== Exercise requirements ==
Go through the lines below. Copy those with "Action".

== Data excerpts ==
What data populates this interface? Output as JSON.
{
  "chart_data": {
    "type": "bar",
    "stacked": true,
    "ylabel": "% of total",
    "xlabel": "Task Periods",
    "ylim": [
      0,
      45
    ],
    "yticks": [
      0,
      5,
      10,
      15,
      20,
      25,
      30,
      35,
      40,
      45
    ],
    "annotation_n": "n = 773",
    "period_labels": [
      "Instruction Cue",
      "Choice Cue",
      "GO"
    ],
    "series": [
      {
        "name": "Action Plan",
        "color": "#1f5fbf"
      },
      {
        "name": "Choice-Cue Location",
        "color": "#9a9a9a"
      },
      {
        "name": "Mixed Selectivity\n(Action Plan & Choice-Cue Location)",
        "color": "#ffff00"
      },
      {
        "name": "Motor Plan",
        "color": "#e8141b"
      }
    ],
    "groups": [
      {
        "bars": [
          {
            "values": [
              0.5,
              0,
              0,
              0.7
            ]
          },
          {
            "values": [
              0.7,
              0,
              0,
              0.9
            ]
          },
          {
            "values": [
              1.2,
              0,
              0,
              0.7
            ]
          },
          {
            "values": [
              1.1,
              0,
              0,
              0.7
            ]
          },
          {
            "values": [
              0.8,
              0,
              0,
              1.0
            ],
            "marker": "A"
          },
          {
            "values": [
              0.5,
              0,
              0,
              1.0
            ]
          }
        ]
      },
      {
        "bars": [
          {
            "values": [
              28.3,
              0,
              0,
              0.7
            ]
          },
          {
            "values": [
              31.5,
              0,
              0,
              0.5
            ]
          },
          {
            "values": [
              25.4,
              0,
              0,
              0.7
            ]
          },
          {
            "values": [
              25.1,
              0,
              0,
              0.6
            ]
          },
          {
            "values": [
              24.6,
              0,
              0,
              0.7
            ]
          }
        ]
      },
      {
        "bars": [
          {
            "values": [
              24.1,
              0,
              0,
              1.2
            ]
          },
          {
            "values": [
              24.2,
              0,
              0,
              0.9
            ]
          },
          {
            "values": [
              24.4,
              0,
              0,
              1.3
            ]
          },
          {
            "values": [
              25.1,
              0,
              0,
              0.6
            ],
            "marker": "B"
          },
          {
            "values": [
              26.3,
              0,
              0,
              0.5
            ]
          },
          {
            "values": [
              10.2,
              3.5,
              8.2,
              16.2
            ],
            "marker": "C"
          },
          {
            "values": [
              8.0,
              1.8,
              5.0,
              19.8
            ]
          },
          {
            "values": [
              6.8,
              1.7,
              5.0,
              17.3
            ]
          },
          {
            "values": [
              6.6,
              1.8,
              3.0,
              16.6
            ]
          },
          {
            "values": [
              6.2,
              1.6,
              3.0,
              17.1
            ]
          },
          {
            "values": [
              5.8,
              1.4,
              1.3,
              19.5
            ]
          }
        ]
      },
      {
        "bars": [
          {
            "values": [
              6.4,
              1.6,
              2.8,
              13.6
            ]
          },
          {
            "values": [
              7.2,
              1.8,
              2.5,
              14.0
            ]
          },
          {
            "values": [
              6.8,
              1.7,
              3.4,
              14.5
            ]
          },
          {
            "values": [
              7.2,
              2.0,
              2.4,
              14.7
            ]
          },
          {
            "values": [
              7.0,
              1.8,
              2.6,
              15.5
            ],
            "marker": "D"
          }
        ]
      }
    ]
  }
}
--
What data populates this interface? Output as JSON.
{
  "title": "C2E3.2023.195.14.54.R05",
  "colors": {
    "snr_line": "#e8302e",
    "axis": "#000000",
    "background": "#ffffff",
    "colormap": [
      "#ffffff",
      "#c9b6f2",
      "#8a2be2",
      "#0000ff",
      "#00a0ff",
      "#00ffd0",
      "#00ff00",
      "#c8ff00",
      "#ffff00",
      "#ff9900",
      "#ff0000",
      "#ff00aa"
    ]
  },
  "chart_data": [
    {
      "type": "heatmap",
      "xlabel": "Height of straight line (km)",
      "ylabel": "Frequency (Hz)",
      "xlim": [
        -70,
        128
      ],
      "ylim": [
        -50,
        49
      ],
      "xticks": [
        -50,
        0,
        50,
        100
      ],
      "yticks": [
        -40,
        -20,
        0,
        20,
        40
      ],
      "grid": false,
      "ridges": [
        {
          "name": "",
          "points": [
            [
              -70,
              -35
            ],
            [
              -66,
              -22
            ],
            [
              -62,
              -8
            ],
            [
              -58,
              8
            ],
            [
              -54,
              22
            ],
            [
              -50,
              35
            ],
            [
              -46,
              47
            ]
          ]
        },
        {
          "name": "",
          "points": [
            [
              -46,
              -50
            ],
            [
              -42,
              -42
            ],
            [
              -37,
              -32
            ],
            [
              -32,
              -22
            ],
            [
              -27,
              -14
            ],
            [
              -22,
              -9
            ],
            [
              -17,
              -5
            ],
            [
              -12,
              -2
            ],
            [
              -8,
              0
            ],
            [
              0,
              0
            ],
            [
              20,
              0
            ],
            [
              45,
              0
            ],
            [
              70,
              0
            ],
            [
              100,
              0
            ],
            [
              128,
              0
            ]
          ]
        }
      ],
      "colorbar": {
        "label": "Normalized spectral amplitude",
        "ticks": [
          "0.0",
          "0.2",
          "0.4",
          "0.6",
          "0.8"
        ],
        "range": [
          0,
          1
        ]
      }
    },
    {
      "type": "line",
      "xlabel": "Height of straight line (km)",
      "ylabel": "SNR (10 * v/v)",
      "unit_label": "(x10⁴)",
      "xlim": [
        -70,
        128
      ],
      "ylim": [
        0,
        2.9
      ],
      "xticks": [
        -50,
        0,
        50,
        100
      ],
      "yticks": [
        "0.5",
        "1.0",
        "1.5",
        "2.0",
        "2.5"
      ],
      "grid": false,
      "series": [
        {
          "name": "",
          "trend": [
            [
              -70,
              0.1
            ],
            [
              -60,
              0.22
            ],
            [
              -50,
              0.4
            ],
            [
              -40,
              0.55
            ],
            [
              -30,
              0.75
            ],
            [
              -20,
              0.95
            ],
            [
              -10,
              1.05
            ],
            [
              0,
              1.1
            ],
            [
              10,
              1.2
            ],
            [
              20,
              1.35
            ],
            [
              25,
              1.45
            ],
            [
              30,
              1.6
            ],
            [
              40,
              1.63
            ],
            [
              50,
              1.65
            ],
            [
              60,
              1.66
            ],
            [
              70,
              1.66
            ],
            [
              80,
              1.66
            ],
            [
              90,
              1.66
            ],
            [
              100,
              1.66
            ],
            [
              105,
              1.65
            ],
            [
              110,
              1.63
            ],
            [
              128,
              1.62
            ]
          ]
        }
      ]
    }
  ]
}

== Solution ==
        "name": "Action Plan",
        "name": "Mixed Selectivity\n(Action Plan & Choice-Cue Location)",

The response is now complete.